Records that describe figures

* * *

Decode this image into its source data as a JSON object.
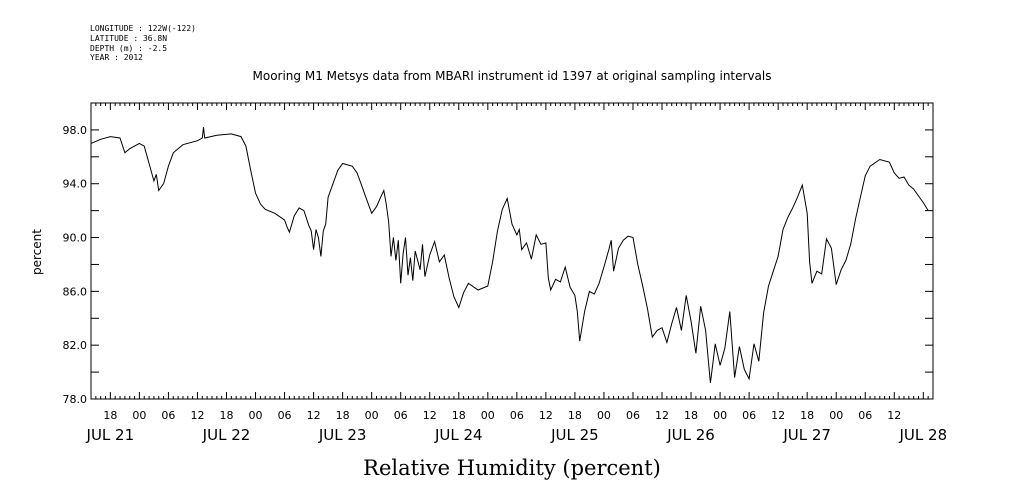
{
  "header": {
    "longitude": "LONGITUDE : 122W(-122)",
    "latitude": "LATITUDE : 36.8N",
    "depth": "DEPTH (m) : -2.5",
    "year": "YEAR : 2012"
  },
  "chart_data": {
    "type": "line",
    "title": "Mooring M1 Metsys data from MBARI instrument id 1397 at original sampling intervals",
    "xlabel": "Relative Humidity (percent)",
    "ylabel": "percent",
    "ylim": [
      78,
      100
    ],
    "yticks": [
      78.0,
      82.0,
      86.0,
      90.0,
      94.0,
      98.0
    ],
    "ytick_labels": [
      "78.0",
      "82.0",
      "86.0",
      "90.0",
      "94.0",
      "98.0"
    ],
    "xlim": [
      "2012-07-21T14:00",
      "2012-07-28T20:00"
    ],
    "xticks": [
      {
        "t": "2012-07-21T18:00",
        "label": "18"
      },
      {
        "t": "2012-07-22T00:00",
        "label": "00"
      },
      {
        "t": "2012-07-22T06:00",
        "label": "06"
      },
      {
        "t": "2012-07-22T12:00",
        "label": "12"
      },
      {
        "t": "2012-07-22T18:00",
        "label": "18"
      },
      {
        "t": "2012-07-23T00:00",
        "label": "00"
      },
      {
        "t": "2012-07-23T06:00",
        "label": "06"
      },
      {
        "t": "2012-07-23T12:00",
        "label": "12"
      },
      {
        "t": "2012-07-23T18:00",
        "label": "18"
      },
      {
        "t": "2012-07-24T00:00",
        "label": "00"
      },
      {
        "t": "2012-07-24T06:00",
        "label": "06"
      },
      {
        "t": "2012-07-24T12:00",
        "label": "12"
      },
      {
        "t": "2012-07-24T18:00",
        "label": "18"
      },
      {
        "t": "2012-07-25T00:00",
        "label": "00"
      },
      {
        "t": "2012-07-25T06:00",
        "label": "06"
      },
      {
        "t": "2012-07-25T12:00",
        "label": "12"
      },
      {
        "t": "2012-07-25T18:00",
        "label": "18"
      },
      {
        "t": "2012-07-26T00:00",
        "label": "00"
      },
      {
        "t": "2012-07-26T06:00",
        "label": "06"
      },
      {
        "t": "2012-07-26T12:00",
        "label": "12"
      },
      {
        "t": "2012-07-26T18:00",
        "label": "18"
      },
      {
        "t": "2012-07-27T00:00",
        "label": "00"
      },
      {
        "t": "2012-07-27T06:00",
        "label": "06"
      },
      {
        "t": "2012-07-27T12:00",
        "label": "12"
      },
      {
        "t": "2012-07-27T18:00",
        "label": "18"
      },
      {
        "t": "2012-07-28T00:00",
        "label": "00"
      },
      {
        "t": "2012-07-28T06:00",
        "label": "06"
      },
      {
        "t": "2012-07-28T12:00",
        "label": "12"
      }
    ],
    "day_labels": [
      {
        "t": "2012-07-21T18:00",
        "label": "JUL 21"
      },
      {
        "t": "2012-07-22T18:00",
        "label": "JUL 22"
      },
      {
        "t": "2012-07-23T18:00",
        "label": "JUL 23"
      },
      {
        "t": "2012-07-24T18:00",
        "label": "JUL 24"
      },
      {
        "t": "2012-07-25T18:00",
        "label": "JUL 25"
      },
      {
        "t": "2012-07-26T18:00",
        "label": "JUL 26"
      },
      {
        "t": "2012-07-27T18:00",
        "label": "JUL 27"
      },
      {
        "t": "2012-07-28T18:00",
        "label": "JUL 28"
      }
    ],
    "grid": false,
    "series": [
      {
        "color": "#000000",
        "points": [
          [
            "2012-07-21T14:00",
            97.0
          ],
          [
            "2012-07-21T16:00",
            97.3
          ],
          [
            "2012-07-21T18:00",
            97.5
          ],
          [
            "2012-07-21T20:00",
            97.4
          ],
          [
            "2012-07-21T21:00",
            96.3
          ],
          [
            "2012-07-21T22:00",
            96.6
          ],
          [
            "2012-07-22T00:00",
            97.0
          ],
          [
            "2012-07-22T01:00",
            96.8
          ],
          [
            "2012-07-22T02:00",
            95.5
          ],
          [
            "2012-07-22T03:00",
            94.2
          ],
          [
            "2012-07-22T03:30",
            94.7
          ],
          [
            "2012-07-22T04:00",
            93.5
          ],
          [
            "2012-07-22T05:00",
            94.0
          ],
          [
            "2012-07-22T06:00",
            95.3
          ],
          [
            "2012-07-22T07:00",
            96.3
          ],
          [
            "2012-07-22T09:00",
            96.9
          ],
          [
            "2012-07-22T12:00",
            97.2
          ],
          [
            "2012-07-22T13:00",
            97.4
          ],
          [
            "2012-07-22T13:15",
            98.2
          ],
          [
            "2012-07-22T13:30",
            97.4
          ],
          [
            "2012-07-22T16:00",
            97.6
          ],
          [
            "2012-07-22T19:00",
            97.7
          ],
          [
            "2012-07-22T21:00",
            97.5
          ],
          [
            "2012-07-22T22:00",
            96.8
          ],
          [
            "2012-07-22T23:00",
            95.0
          ],
          [
            "2012-07-23T00:00",
            93.3
          ],
          [
            "2012-07-23T01:00",
            92.5
          ],
          [
            "2012-07-23T02:00",
            92.1
          ],
          [
            "2012-07-23T04:00",
            91.8
          ],
          [
            "2012-07-23T06:00",
            91.3
          ],
          [
            "2012-07-23T06:30",
            90.8
          ],
          [
            "2012-07-23T07:00",
            90.4
          ],
          [
            "2012-07-23T07:30",
            91.0
          ],
          [
            "2012-07-23T08:00",
            91.6
          ],
          [
            "2012-07-23T09:00",
            92.2
          ],
          [
            "2012-07-23T10:00",
            92.0
          ],
          [
            "2012-07-23T11:00",
            90.9
          ],
          [
            "2012-07-23T11:30",
            90.5
          ],
          [
            "2012-07-23T12:00",
            89.1
          ],
          [
            "2012-07-23T12:30",
            90.6
          ],
          [
            "2012-07-23T13:00",
            90.0
          ],
          [
            "2012-07-23T13:30",
            88.6
          ],
          [
            "2012-07-23T14:00",
            90.5
          ],
          [
            "2012-07-23T14:30",
            91.0
          ],
          [
            "2012-07-23T15:00",
            93.0
          ],
          [
            "2012-07-23T16:00",
            94.0
          ],
          [
            "2012-07-23T17:00",
            95.0
          ],
          [
            "2012-07-23T18:00",
            95.5
          ],
          [
            "2012-07-23T20:00",
            95.3
          ],
          [
            "2012-07-23T21:00",
            94.8
          ],
          [
            "2012-07-23T22:00",
            93.8
          ],
          [
            "2012-07-23T23:00",
            92.8
          ],
          [
            "2012-07-24T00:00",
            91.8
          ],
          [
            "2012-07-24T01:00",
            92.3
          ],
          [
            "2012-07-24T02:00",
            93.1
          ],
          [
            "2012-07-24T02:30",
            93.5
          ],
          [
            "2012-07-24T03:00",
            92.5
          ],
          [
            "2012-07-24T03:30",
            91.2
          ],
          [
            "2012-07-24T04:00",
            88.6
          ],
          [
            "2012-07-24T04:30",
            90.0
          ],
          [
            "2012-07-24T05:00",
            88.3
          ],
          [
            "2012-07-24T05:30",
            89.8
          ],
          [
            "2012-07-24T06:00",
            86.6
          ],
          [
            "2012-07-24T06:30",
            88.8
          ],
          [
            "2012-07-24T07:00",
            90.0
          ],
          [
            "2012-07-24T07:30",
            87.2
          ],
          [
            "2012-07-24T08:00",
            88.5
          ],
          [
            "2012-07-24T08:30",
            86.8
          ],
          [
            "2012-07-24T09:00",
            89.0
          ],
          [
            "2012-07-24T10:00",
            87.6
          ],
          [
            "2012-07-24T10:30",
            89.5
          ],
          [
            "2012-07-24T11:00",
            87.1
          ],
          [
            "2012-07-24T12:00",
            88.7
          ],
          [
            "2012-07-24T13:00",
            89.7
          ],
          [
            "2012-07-24T14:00",
            88.2
          ],
          [
            "2012-07-24T15:00",
            88.7
          ],
          [
            "2012-07-24T16:00",
            87.0
          ],
          [
            "2012-07-24T17:00",
            85.6
          ],
          [
            "2012-07-24T18:00",
            84.8
          ],
          [
            "2012-07-24T19:00",
            85.9
          ],
          [
            "2012-07-24T20:00",
            86.6
          ],
          [
            "2012-07-24T22:00",
            86.1
          ],
          [
            "2012-07-25T00:00",
            86.4
          ],
          [
            "2012-07-25T01:00",
            88.2
          ],
          [
            "2012-07-25T02:00",
            90.5
          ],
          [
            "2012-07-25T03:00",
            92.1
          ],
          [
            "2012-07-25T04:00",
            92.9
          ],
          [
            "2012-07-25T05:00",
            91.0
          ],
          [
            "2012-07-25T06:00",
            90.2
          ],
          [
            "2012-07-25T06:30",
            90.6
          ],
          [
            "2012-07-25T07:00",
            89.1
          ],
          [
            "2012-07-25T08:00",
            89.6
          ],
          [
            "2012-07-25T09:00",
            88.4
          ],
          [
            "2012-07-25T10:00",
            90.2
          ],
          [
            "2012-07-25T11:00",
            89.5
          ],
          [
            "2012-07-25T12:00",
            89.6
          ],
          [
            "2012-07-25T12:30",
            87.0
          ],
          [
            "2012-07-25T13:00",
            86.1
          ],
          [
            "2012-07-25T14:00",
            86.9
          ],
          [
            "2012-07-25T15:00",
            86.7
          ],
          [
            "2012-07-25T16:00",
            87.8
          ],
          [
            "2012-07-25T17:00",
            86.3
          ],
          [
            "2012-07-25T18:00",
            85.7
          ],
          [
            "2012-07-25T18:30",
            84.5
          ],
          [
            "2012-07-25T19:00",
            82.3
          ],
          [
            "2012-07-25T20:00",
            84.5
          ],
          [
            "2012-07-25T21:00",
            86.0
          ],
          [
            "2012-07-25T22:00",
            85.8
          ],
          [
            "2012-07-25T23:00",
            86.6
          ],
          [
            "2012-07-26T00:00",
            87.8
          ],
          [
            "2012-07-26T01:00",
            89.1
          ],
          [
            "2012-07-26T01:30",
            89.8
          ],
          [
            "2012-07-26T02:00",
            87.5
          ],
          [
            "2012-07-26T03:00",
            89.2
          ],
          [
            "2012-07-26T04:00",
            89.8
          ],
          [
            "2012-07-26T05:00",
            90.1
          ],
          [
            "2012-07-26T06:00",
            90.0
          ],
          [
            "2012-07-26T07:00",
            88.0
          ],
          [
            "2012-07-26T08:00",
            86.4
          ],
          [
            "2012-07-26T09:00",
            84.7
          ],
          [
            "2012-07-26T10:00",
            82.6
          ],
          [
            "2012-07-26T11:00",
            83.1
          ],
          [
            "2012-07-26T12:00",
            83.3
          ],
          [
            "2012-07-26T13:00",
            82.2
          ],
          [
            "2012-07-26T14:00",
            83.6
          ],
          [
            "2012-07-26T15:00",
            84.8
          ],
          [
            "2012-07-26T16:00",
            83.1
          ],
          [
            "2012-07-26T17:00",
            85.7
          ],
          [
            "2012-07-26T18:00",
            83.8
          ],
          [
            "2012-07-26T19:00",
            81.4
          ],
          [
            "2012-07-26T20:00",
            84.9
          ],
          [
            "2012-07-26T21:00",
            83.1
          ],
          [
            "2012-07-26T22:00",
            79.2
          ],
          [
            "2012-07-26T22:30",
            80.6
          ],
          [
            "2012-07-26T23:00",
            82.1
          ],
          [
            "2012-07-27T00:00",
            80.5
          ],
          [
            "2012-07-27T01:00",
            81.8
          ],
          [
            "2012-07-27T02:00",
            84.5
          ],
          [
            "2012-07-27T03:00",
            79.6
          ],
          [
            "2012-07-27T04:00",
            81.9
          ],
          [
            "2012-07-27T05:00",
            80.2
          ],
          [
            "2012-07-27T06:00",
            79.5
          ],
          [
            "2012-07-27T07:00",
            82.1
          ],
          [
            "2012-07-27T08:00",
            80.8
          ],
          [
            "2012-07-27T09:00",
            84.4
          ],
          [
            "2012-07-27T10:00",
            86.4
          ],
          [
            "2012-07-27T11:00",
            87.5
          ],
          [
            "2012-07-27T12:00",
            88.6
          ],
          [
            "2012-07-27T13:00",
            90.6
          ],
          [
            "2012-07-27T14:00",
            91.5
          ],
          [
            "2012-07-27T15:00",
            92.2
          ],
          [
            "2012-07-27T16:00",
            93.0
          ],
          [
            "2012-07-27T17:00",
            93.9
          ],
          [
            "2012-07-27T18:00",
            91.8
          ],
          [
            "2012-07-27T18:30",
            88.2
          ],
          [
            "2012-07-27T19:00",
            86.6
          ],
          [
            "2012-07-27T20:00",
            87.5
          ],
          [
            "2012-07-27T21:00",
            87.3
          ],
          [
            "2012-07-27T22:00",
            89.9
          ],
          [
            "2012-07-27T23:00",
            89.2
          ],
          [
            "2012-07-28T00:00",
            86.5
          ],
          [
            "2012-07-28T01:00",
            87.6
          ],
          [
            "2012-07-28T02:00",
            88.3
          ],
          [
            "2012-07-28T03:00",
            89.5
          ],
          [
            "2012-07-28T04:00",
            91.4
          ],
          [
            "2012-07-28T05:00",
            93.0
          ],
          [
            "2012-07-28T06:00",
            94.6
          ],
          [
            "2012-07-28T07:00",
            95.3
          ],
          [
            "2012-07-28T09:00",
            95.8
          ],
          [
            "2012-07-28T11:00",
            95.6
          ],
          [
            "2012-07-28T12:00",
            94.8
          ],
          [
            "2012-07-28T13:00",
            94.4
          ],
          [
            "2012-07-28T14:00",
            94.5
          ],
          [
            "2012-07-28T15:00",
            93.9
          ],
          [
            "2012-07-28T16:00",
            93.6
          ],
          [
            "2012-07-28T18:00",
            92.6
          ],
          [
            "2012-07-28T19:00",
            92.0
          ]
        ]
      }
    ]
  }
}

* * *

• **Exercise directions**
Only a number is expected here: the count of lines in the listing that hold the string "percent".

• **Result**
2